:: GIVEN INSTRUCTION ::
Find the line containing "Transcribe the text in this document.", then output it and every line after it through the end of the listing below, exactly as written.

=======

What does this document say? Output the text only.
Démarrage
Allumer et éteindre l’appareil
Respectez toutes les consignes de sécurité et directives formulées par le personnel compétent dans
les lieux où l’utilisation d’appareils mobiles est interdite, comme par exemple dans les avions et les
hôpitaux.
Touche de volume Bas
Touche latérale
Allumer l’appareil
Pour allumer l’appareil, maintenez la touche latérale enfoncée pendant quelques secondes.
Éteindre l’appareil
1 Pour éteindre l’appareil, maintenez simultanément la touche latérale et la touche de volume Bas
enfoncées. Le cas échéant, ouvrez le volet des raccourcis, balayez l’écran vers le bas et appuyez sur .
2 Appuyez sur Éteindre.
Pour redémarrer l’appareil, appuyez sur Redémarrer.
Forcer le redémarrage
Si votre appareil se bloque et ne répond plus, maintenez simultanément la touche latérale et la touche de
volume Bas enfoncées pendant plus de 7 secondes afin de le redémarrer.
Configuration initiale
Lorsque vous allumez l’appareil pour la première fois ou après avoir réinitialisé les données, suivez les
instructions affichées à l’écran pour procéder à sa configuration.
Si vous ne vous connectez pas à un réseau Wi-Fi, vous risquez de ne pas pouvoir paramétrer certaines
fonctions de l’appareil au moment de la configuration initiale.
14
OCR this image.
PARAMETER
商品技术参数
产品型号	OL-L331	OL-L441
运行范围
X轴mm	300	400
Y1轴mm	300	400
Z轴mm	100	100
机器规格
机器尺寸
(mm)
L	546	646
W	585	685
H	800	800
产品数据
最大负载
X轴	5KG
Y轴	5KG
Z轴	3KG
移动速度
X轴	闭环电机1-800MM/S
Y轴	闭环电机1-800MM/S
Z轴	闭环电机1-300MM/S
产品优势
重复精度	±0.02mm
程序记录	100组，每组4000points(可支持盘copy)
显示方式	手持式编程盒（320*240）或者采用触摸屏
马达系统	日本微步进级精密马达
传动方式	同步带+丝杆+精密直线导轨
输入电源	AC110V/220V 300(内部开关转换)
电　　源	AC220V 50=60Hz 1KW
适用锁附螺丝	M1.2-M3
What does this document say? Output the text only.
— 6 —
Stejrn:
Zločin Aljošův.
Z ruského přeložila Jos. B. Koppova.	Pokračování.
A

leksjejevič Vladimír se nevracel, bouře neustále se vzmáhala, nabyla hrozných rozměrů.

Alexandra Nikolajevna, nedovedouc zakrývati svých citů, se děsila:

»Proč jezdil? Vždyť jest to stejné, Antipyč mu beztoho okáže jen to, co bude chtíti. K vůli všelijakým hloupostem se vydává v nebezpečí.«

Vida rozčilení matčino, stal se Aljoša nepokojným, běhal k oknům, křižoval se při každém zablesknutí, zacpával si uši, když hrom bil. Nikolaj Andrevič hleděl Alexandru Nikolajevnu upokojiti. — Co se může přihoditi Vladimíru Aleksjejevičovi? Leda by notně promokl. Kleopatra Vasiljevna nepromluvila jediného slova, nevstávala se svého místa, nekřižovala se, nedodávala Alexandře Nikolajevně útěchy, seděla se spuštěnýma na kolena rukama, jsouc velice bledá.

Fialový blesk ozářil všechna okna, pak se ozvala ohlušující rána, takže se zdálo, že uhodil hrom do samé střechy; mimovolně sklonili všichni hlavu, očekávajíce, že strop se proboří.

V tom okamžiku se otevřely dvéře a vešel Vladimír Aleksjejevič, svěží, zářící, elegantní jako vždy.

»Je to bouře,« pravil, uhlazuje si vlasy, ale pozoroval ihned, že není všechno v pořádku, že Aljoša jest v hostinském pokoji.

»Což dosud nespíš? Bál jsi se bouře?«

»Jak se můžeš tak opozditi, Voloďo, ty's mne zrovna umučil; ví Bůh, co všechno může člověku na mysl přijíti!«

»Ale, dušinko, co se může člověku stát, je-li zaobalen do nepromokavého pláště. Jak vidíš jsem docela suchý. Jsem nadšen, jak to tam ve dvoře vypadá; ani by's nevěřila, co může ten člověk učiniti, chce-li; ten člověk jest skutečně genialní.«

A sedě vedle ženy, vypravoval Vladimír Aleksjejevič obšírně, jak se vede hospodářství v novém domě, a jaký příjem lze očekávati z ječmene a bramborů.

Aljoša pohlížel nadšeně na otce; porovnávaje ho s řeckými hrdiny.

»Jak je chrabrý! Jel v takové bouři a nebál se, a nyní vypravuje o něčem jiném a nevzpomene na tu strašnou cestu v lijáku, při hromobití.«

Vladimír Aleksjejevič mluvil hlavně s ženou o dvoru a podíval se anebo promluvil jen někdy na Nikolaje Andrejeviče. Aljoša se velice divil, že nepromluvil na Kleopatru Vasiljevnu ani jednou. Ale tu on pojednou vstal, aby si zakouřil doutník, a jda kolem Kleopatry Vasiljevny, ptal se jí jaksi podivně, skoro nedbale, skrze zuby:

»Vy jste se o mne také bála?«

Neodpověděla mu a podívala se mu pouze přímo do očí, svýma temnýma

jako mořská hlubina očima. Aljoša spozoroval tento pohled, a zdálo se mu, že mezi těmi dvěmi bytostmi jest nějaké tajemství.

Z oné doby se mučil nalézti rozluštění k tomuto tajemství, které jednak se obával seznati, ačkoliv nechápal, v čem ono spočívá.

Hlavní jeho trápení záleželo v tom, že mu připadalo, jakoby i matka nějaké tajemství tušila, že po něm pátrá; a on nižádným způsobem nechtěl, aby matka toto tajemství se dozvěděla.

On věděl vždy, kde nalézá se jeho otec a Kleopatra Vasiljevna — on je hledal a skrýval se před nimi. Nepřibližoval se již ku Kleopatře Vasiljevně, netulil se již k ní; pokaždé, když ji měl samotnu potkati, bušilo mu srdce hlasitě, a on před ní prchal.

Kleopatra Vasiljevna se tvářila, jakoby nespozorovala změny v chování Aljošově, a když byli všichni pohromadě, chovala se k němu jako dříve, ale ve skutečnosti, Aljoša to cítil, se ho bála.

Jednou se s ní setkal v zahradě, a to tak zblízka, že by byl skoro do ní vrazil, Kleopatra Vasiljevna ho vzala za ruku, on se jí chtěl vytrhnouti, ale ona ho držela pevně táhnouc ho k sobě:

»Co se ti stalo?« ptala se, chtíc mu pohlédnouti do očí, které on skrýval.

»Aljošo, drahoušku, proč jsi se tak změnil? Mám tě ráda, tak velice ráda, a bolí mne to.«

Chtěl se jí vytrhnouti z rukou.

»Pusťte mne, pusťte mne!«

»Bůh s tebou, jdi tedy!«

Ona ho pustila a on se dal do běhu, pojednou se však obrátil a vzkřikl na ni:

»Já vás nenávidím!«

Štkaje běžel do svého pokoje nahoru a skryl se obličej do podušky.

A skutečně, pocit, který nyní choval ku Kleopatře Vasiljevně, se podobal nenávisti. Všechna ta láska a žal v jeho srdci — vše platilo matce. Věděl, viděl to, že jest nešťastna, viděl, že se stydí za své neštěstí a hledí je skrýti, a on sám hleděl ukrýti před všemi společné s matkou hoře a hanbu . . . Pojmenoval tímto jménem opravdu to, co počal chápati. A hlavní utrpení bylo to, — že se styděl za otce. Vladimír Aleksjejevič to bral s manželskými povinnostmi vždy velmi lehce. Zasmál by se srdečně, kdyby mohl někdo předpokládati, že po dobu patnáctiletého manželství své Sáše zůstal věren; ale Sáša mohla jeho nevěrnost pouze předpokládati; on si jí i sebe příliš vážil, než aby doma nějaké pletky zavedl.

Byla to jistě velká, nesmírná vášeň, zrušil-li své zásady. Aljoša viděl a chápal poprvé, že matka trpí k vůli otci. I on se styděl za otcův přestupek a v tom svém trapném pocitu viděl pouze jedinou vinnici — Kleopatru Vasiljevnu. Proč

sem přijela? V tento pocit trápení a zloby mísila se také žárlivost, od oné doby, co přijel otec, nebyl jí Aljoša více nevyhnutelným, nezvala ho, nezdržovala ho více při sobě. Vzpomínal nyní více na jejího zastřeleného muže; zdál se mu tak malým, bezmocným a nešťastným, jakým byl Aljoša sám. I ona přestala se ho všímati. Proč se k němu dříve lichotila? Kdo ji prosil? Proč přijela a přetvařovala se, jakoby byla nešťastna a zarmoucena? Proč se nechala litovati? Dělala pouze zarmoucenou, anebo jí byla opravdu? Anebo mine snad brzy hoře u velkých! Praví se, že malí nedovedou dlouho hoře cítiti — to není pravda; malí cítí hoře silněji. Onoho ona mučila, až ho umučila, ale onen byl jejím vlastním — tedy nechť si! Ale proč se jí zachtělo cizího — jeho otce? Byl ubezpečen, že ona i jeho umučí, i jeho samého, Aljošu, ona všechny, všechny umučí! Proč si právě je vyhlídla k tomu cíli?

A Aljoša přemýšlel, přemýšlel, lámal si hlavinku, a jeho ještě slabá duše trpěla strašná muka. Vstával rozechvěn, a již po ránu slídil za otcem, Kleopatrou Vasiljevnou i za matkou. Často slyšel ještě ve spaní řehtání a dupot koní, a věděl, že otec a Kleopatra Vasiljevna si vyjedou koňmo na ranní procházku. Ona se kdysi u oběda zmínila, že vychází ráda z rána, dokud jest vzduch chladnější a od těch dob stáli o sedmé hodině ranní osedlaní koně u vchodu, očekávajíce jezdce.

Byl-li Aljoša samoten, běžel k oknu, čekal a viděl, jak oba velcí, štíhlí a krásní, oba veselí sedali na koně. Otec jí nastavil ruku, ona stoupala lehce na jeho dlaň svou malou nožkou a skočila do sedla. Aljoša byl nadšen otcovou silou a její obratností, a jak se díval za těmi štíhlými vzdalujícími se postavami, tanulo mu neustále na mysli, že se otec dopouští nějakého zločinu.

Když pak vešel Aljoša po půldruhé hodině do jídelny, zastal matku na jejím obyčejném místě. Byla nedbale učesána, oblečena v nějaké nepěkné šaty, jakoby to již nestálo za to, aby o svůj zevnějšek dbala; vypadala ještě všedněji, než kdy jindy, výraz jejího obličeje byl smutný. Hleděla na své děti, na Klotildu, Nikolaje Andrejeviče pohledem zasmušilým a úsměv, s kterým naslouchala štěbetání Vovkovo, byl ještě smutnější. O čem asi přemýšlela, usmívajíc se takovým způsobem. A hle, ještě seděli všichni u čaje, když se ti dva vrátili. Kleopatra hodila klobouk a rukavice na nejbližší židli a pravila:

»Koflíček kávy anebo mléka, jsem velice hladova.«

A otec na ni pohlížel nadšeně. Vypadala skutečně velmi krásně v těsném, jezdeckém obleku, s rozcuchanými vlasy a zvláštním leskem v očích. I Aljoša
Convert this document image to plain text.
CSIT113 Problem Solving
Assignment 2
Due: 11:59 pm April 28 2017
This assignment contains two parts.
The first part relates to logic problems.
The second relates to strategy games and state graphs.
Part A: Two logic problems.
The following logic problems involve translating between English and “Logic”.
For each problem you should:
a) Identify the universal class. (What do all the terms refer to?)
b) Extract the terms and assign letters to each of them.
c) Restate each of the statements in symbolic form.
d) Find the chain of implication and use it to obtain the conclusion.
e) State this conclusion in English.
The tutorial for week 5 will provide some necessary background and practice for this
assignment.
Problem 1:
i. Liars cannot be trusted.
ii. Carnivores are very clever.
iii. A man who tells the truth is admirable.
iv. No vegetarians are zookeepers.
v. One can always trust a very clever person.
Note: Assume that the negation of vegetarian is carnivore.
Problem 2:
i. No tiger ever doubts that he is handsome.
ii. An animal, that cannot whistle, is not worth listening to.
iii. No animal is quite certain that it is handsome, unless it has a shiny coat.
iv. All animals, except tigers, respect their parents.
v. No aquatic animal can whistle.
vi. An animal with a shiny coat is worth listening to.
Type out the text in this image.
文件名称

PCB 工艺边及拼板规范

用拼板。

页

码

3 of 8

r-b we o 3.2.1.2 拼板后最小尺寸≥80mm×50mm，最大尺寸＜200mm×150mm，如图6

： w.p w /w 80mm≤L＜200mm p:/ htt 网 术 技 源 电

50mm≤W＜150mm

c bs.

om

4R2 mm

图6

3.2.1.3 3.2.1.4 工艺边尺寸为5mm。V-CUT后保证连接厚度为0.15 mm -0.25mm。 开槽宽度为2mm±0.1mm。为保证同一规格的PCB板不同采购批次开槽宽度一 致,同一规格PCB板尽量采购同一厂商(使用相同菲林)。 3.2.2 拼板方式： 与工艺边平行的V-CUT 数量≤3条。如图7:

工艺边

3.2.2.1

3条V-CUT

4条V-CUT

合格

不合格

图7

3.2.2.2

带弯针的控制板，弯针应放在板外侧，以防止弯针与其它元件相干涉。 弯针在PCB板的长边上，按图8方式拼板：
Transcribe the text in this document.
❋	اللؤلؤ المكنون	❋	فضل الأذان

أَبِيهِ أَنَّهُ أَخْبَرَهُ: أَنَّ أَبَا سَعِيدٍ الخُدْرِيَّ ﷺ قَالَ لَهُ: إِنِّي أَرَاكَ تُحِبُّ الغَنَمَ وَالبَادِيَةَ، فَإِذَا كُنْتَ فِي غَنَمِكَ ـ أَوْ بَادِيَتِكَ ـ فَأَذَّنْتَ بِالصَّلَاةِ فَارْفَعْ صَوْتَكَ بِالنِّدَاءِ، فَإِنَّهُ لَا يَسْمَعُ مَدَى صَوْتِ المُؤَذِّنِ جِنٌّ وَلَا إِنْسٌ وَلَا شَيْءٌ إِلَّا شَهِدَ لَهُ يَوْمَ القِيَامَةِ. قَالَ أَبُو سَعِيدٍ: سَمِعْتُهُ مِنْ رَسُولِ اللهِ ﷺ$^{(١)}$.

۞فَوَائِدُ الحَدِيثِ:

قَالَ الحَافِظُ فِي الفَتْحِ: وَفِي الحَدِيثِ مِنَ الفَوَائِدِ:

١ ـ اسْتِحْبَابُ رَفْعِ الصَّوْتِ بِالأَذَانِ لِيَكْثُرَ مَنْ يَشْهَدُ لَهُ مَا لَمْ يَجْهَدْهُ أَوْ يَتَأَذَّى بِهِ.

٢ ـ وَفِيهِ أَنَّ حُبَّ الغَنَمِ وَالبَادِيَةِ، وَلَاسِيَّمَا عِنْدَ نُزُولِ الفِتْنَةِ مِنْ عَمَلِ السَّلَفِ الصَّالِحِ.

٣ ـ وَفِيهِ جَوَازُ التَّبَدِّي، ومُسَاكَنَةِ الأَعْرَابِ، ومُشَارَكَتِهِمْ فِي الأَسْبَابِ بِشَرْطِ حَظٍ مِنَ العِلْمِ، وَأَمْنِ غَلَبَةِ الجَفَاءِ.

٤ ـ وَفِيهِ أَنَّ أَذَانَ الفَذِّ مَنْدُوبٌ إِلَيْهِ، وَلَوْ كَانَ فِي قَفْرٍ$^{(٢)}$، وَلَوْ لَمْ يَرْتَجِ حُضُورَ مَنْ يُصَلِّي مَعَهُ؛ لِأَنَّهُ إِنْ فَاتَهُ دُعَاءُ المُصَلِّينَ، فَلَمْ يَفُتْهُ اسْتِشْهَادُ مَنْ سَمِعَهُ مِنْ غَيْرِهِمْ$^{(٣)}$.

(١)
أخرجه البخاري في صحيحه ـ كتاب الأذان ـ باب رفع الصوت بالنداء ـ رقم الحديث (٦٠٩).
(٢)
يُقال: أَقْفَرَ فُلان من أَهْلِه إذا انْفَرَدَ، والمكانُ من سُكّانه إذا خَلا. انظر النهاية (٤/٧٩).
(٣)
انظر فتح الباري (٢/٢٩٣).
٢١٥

=======

:: RESULT OF THIS EXERCISE ::
Transcribe the text in this document.
❋	اللؤلؤ المكنون	❋	فضل الأذان

أَبِيهِ أَنَّهُ أَخْبَرَهُ: أَنَّ أَبَا سَعِيدٍ الخُدْرِيَّ ﷺ قَالَ لَهُ: إِنِّي أَرَاكَ تُحِبُّ الغَنَمَ وَالبَادِيَةَ، فَإِذَا كُنْتَ فِي غَنَمِكَ ـ أَوْ بَادِيَتِكَ ـ فَأَذَّنْتَ بِالصَّلَاةِ فَارْفَعْ صَوْتَكَ بِالنِّدَاءِ، فَإِنَّهُ لَا يَسْمَعُ مَدَى صَوْتِ المُؤَذِّنِ جِنٌّ وَلَا إِنْسٌ وَلَا شَيْءٌ إِلَّا شَهِدَ لَهُ يَوْمَ القِيَامَةِ. قَالَ أَبُو سَعِيدٍ: سَمِعْتُهُ مِنْ رَسُولِ اللهِ ﷺ$^{(١)}$.

۞فَوَائِدُ الحَدِيثِ:

قَالَ الحَافِظُ فِي الفَتْحِ: وَفِي الحَدِيثِ مِنَ الفَوَائِدِ:

١ ـ اسْتِحْبَابُ رَفْعِ الصَّوْتِ بِالأَذَانِ لِيَكْثُرَ مَنْ يَشْهَدُ لَهُ مَا لَمْ يَجْهَدْهُ أَوْ يَتَأَذَّى بِهِ.

٢ ـ وَفِيهِ أَنَّ حُبَّ الغَنَمِ وَالبَادِيَةِ، وَلَاسِيَّمَا عِنْدَ نُزُولِ الفِتْنَةِ مِنْ عَمَلِ السَّلَفِ الصَّالِحِ.

٣ ـ وَفِيهِ جَوَازُ التَّبَدِّي، ومُسَاكَنَةِ الأَعْرَابِ، ومُشَارَكَتِهِمْ فِي الأَسْبَابِ بِشَرْطِ حَظٍ مِنَ العِلْمِ، وَأَمْنِ غَلَبَةِ الجَفَاءِ.

٤ ـ وَفِيهِ أَنَّ أَذَانَ الفَذِّ مَنْدُوبٌ إِلَيْهِ، وَلَوْ كَانَ فِي قَفْرٍ$^{(٢)}$، وَلَوْ لَمْ يَرْتَجِ حُضُورَ مَنْ يُصَلِّي مَعَهُ؛ لِأَنَّهُ إِنْ فَاتَهُ دُعَاءُ المُصَلِّينَ، فَلَمْ يَفُتْهُ اسْتِشْهَادُ مَنْ سَمِعَهُ مِنْ غَيْرِهِمْ$^{(٣)}$.

(١)
أخرجه البخاري في صحيحه ـ كتاب الأذان ـ باب رفع الصوت بالنداء ـ رقم الحديث (٦٠٩).
(٢)
يُقال: أَقْفَرَ فُلان من أَهْلِه إذا انْفَرَدَ، والمكانُ من سُكّانه إذا خَلا. انظر النهاية (٤/٧٩).
(٣)
انظر فتح الباري (٢/٢٩٣).
٢١٥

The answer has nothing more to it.